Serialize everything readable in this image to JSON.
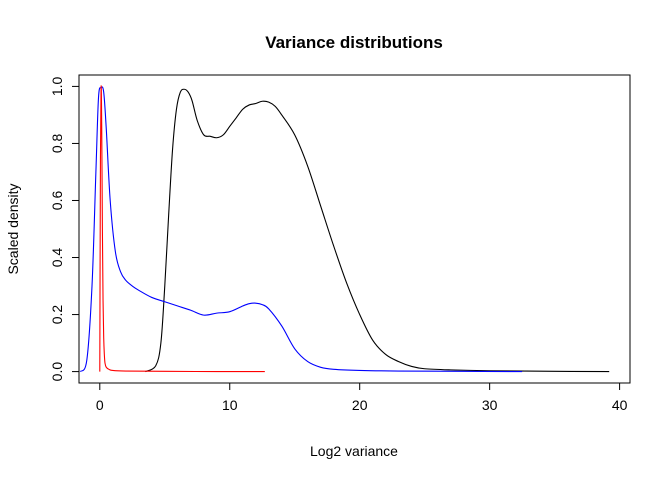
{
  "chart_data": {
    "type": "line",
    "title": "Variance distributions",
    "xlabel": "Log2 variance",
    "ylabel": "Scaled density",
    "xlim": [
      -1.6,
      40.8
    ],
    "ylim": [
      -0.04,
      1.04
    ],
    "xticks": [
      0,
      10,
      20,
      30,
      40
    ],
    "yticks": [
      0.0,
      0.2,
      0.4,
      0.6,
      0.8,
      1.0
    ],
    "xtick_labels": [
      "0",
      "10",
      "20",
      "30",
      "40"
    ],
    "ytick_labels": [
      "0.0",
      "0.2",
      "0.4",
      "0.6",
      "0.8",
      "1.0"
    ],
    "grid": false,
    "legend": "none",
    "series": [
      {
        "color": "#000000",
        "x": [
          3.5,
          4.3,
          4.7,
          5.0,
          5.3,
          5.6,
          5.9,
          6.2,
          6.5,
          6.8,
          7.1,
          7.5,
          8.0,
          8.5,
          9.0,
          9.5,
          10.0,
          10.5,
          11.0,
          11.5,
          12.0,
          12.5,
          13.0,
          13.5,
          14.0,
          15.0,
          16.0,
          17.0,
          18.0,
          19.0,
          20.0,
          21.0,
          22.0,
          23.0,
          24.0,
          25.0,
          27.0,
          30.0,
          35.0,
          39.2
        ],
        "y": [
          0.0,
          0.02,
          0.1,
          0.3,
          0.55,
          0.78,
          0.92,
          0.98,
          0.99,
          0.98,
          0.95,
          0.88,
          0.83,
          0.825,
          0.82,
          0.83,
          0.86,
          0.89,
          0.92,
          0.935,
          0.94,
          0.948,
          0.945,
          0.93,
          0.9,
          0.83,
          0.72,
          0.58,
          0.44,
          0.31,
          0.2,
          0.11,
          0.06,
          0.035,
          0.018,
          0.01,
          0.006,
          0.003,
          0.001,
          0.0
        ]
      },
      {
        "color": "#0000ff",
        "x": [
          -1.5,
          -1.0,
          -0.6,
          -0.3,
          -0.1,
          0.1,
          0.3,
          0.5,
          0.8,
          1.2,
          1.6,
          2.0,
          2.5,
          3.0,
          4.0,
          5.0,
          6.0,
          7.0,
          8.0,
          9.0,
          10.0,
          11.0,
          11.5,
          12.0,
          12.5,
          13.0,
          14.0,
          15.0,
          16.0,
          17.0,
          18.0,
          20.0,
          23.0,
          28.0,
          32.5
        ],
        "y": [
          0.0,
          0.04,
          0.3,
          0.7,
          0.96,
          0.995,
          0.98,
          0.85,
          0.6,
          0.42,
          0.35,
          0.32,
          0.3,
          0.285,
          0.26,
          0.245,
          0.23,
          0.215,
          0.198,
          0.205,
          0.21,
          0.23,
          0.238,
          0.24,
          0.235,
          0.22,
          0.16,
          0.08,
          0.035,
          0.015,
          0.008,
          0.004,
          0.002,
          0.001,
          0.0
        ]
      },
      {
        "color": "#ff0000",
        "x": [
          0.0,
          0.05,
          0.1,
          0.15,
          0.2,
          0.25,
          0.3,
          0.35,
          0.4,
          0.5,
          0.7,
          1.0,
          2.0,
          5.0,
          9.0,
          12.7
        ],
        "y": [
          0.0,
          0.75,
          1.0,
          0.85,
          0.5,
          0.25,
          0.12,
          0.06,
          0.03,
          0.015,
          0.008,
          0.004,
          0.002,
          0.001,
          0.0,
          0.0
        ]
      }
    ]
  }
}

# # # # #

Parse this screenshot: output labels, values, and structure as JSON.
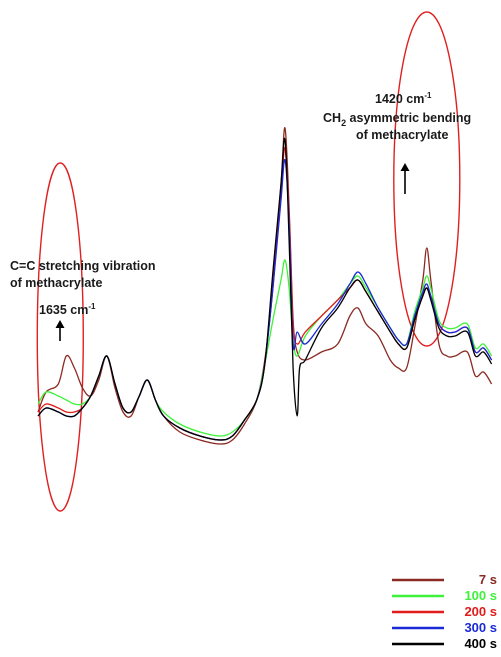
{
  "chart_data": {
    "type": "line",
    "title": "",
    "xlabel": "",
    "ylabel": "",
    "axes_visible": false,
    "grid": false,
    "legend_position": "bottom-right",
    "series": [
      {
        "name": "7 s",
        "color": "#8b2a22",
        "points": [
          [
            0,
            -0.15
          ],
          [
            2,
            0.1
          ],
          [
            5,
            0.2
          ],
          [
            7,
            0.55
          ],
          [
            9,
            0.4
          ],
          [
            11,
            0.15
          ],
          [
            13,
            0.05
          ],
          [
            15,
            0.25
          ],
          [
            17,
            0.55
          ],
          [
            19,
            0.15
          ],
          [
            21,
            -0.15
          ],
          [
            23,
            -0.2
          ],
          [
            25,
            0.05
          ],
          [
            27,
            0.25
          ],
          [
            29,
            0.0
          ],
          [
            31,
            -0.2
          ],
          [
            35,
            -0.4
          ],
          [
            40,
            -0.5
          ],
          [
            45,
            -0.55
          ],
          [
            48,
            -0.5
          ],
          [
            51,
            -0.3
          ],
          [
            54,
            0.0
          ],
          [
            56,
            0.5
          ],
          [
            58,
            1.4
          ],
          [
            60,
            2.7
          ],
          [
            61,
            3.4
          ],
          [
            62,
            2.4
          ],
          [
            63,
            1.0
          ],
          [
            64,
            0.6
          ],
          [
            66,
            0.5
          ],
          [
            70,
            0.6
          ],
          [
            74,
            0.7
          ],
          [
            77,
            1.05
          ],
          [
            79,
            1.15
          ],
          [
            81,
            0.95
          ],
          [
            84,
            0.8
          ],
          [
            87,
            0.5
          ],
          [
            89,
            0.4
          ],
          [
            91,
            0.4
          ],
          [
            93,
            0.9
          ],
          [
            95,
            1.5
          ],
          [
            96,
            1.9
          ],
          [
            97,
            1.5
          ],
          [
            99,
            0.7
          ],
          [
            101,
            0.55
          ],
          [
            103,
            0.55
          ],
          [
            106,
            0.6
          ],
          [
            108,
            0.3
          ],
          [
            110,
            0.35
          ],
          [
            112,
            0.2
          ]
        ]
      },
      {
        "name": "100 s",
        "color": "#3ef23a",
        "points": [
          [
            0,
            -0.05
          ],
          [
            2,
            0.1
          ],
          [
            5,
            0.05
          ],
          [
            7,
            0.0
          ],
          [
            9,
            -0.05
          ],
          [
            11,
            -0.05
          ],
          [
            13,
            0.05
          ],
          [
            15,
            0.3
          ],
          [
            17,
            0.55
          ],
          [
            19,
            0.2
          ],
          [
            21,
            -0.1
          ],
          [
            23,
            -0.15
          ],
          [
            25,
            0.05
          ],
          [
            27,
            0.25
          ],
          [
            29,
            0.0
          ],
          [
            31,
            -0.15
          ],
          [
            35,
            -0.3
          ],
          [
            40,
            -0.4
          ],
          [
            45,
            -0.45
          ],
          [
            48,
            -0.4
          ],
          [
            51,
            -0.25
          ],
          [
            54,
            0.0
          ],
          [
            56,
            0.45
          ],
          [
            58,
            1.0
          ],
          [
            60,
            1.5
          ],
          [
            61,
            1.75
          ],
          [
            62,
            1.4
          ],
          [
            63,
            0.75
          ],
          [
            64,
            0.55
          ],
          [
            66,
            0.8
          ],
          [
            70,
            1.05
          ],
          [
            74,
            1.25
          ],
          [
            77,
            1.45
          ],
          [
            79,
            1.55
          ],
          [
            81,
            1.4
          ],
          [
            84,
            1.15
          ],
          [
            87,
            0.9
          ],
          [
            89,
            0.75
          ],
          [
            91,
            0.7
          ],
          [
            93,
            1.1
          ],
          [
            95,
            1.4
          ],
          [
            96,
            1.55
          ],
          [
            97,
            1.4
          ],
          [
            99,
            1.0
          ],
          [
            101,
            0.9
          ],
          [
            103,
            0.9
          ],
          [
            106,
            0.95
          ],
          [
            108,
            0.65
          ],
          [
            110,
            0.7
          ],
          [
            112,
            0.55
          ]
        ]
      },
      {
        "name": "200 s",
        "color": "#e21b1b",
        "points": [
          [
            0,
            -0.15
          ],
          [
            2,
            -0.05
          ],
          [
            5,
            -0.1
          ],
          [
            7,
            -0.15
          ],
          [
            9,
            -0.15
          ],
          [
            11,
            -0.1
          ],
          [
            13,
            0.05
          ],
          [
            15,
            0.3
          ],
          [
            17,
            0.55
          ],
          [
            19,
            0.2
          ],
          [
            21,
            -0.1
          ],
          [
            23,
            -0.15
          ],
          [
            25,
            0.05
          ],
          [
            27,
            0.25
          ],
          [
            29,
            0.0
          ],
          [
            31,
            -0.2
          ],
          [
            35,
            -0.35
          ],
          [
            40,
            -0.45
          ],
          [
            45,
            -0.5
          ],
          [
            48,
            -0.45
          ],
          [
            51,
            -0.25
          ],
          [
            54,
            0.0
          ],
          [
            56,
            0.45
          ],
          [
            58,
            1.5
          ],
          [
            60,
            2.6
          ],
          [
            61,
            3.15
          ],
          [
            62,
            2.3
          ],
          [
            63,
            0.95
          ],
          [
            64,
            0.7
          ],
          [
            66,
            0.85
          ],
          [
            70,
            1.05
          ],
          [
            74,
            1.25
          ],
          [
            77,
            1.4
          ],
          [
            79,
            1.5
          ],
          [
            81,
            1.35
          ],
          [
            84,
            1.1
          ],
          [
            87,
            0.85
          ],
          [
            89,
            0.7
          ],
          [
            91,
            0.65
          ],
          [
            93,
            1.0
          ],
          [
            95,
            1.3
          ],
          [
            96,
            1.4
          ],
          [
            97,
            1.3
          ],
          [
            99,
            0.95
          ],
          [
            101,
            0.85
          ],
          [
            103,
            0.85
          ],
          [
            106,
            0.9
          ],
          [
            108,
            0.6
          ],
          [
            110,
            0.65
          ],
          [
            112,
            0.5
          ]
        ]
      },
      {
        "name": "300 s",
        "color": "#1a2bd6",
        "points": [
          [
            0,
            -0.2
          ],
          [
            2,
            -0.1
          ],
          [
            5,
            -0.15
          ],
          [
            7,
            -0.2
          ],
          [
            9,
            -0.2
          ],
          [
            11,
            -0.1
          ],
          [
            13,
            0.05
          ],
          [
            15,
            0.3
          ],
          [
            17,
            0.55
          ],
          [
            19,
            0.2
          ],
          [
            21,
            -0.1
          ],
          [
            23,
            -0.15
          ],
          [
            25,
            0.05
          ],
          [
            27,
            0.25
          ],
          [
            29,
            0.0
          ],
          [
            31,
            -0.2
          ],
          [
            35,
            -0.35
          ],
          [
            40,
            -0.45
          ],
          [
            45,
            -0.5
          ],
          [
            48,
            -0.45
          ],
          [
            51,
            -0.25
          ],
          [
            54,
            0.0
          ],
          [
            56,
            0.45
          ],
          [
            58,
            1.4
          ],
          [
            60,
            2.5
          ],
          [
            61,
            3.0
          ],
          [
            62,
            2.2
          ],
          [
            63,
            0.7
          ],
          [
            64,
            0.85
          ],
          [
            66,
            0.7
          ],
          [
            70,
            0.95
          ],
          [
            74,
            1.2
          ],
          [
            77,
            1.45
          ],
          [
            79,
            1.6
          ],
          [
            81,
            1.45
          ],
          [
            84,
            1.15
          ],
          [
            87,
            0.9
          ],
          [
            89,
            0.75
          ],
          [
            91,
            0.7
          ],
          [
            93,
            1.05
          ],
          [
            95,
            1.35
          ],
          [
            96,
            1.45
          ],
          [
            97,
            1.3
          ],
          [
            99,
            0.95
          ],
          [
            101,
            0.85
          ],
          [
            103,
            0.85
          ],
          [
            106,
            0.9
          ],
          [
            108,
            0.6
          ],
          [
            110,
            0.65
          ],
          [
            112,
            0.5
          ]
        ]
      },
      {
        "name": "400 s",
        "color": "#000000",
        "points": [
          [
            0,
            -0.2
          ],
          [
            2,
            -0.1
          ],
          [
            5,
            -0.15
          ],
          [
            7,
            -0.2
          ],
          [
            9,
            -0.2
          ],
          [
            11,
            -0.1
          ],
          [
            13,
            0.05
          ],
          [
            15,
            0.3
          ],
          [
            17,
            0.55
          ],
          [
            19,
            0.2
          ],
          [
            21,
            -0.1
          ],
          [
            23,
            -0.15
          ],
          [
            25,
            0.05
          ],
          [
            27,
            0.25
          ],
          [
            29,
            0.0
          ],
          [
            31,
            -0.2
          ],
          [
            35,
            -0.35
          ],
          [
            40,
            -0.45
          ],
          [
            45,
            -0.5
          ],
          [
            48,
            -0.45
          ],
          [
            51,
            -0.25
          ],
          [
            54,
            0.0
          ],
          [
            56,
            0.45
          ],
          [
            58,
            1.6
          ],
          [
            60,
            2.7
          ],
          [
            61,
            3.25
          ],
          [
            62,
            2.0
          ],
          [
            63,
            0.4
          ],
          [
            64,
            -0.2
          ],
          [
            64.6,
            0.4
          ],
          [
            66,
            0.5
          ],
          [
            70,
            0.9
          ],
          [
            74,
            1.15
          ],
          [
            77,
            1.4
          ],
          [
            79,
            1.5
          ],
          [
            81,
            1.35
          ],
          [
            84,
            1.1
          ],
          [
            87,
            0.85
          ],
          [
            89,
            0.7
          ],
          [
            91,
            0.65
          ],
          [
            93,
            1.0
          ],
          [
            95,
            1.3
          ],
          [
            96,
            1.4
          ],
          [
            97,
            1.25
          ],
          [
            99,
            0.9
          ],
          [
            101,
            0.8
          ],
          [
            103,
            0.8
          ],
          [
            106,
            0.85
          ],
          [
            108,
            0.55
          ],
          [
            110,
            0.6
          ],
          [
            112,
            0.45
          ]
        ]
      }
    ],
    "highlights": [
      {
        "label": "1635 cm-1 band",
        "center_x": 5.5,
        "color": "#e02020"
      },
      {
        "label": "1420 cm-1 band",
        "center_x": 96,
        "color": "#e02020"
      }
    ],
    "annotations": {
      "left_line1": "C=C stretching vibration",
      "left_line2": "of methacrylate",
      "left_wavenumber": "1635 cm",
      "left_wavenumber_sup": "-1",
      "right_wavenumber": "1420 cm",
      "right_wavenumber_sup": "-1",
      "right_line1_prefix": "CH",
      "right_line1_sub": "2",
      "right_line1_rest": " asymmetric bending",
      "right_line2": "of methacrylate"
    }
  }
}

# # # # #

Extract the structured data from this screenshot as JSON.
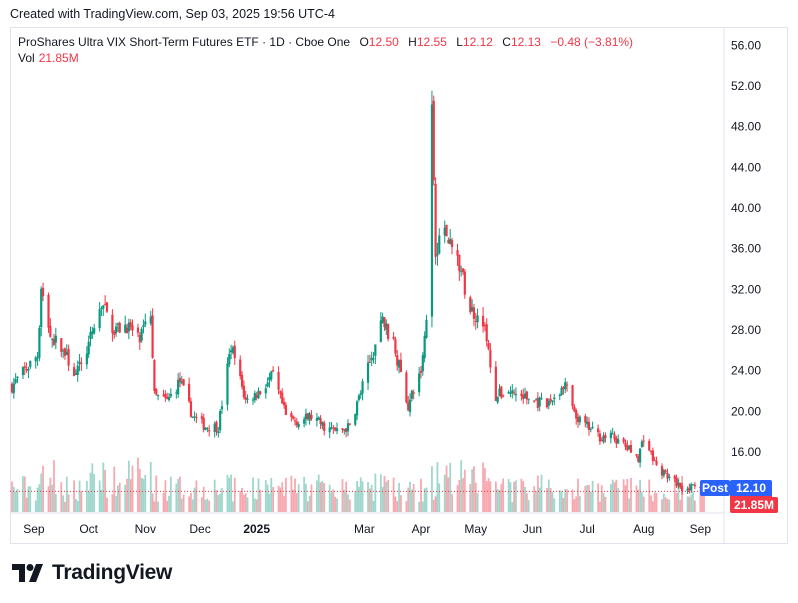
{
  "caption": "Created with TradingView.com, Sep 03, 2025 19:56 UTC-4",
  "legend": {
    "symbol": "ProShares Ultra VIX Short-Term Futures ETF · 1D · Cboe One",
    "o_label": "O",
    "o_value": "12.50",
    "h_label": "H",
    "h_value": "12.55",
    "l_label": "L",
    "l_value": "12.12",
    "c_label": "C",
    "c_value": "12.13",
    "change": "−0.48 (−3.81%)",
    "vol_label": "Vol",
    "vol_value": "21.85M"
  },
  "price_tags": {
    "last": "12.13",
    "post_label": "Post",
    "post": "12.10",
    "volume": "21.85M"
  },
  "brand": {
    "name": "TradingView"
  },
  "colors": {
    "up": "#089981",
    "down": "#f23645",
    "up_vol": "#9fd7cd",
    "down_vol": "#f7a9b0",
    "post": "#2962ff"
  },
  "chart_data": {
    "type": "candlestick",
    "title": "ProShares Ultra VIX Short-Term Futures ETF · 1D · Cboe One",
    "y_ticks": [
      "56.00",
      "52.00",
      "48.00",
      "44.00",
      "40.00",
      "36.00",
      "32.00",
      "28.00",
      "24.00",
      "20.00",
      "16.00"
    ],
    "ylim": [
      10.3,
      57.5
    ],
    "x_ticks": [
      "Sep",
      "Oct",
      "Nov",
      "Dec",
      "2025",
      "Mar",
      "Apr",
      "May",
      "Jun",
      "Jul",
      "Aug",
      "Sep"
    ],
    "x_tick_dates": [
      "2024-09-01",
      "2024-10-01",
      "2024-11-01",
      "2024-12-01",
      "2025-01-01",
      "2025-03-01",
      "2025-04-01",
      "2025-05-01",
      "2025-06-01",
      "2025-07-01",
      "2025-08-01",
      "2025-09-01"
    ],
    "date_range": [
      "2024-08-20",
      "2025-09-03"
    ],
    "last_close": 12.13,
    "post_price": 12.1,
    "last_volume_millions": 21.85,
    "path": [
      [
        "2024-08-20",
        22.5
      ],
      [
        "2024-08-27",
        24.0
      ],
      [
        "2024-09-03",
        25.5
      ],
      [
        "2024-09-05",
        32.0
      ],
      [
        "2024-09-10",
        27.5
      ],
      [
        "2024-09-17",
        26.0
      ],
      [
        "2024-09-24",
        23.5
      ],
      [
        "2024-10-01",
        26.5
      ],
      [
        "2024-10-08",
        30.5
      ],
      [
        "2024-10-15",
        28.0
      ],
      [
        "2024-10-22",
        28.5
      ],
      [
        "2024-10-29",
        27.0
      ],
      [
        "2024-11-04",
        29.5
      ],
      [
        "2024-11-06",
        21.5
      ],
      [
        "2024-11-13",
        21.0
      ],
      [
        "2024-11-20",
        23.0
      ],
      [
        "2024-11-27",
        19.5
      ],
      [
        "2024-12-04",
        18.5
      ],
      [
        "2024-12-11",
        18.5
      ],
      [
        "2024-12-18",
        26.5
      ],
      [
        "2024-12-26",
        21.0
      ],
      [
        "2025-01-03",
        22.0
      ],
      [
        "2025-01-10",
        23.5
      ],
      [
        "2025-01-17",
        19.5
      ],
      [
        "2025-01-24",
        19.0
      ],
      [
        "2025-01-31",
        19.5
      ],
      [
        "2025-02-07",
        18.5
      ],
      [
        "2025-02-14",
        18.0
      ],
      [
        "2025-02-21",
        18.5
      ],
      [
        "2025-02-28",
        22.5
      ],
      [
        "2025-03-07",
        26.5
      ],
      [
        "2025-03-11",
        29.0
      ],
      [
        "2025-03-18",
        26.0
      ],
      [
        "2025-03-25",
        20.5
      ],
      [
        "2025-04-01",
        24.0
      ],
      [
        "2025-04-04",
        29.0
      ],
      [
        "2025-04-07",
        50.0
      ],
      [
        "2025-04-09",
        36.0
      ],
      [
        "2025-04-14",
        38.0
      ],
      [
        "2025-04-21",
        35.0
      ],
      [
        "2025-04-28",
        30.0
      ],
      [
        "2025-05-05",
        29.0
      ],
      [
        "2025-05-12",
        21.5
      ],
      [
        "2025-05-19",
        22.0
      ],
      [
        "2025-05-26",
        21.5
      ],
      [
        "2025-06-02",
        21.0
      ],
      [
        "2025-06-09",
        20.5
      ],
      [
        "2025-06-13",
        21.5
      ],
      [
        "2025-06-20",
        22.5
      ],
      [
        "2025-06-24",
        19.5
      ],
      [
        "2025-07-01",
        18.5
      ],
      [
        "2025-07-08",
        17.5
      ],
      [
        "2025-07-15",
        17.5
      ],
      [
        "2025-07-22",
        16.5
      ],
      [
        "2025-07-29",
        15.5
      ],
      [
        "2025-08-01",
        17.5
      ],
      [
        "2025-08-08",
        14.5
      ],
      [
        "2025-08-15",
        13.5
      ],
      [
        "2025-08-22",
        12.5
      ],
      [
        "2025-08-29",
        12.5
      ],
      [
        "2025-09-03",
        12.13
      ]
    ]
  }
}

# # # # #

▶ What the task requires:
Look through the data and gather every line with the string "JSON" in it.

▶ Written answer:
Serialize everything readable in this image to JSON.
Parse this screenshot: output labels, values, and structure as JSON.
Extract the structured data from this screenshot as JSON.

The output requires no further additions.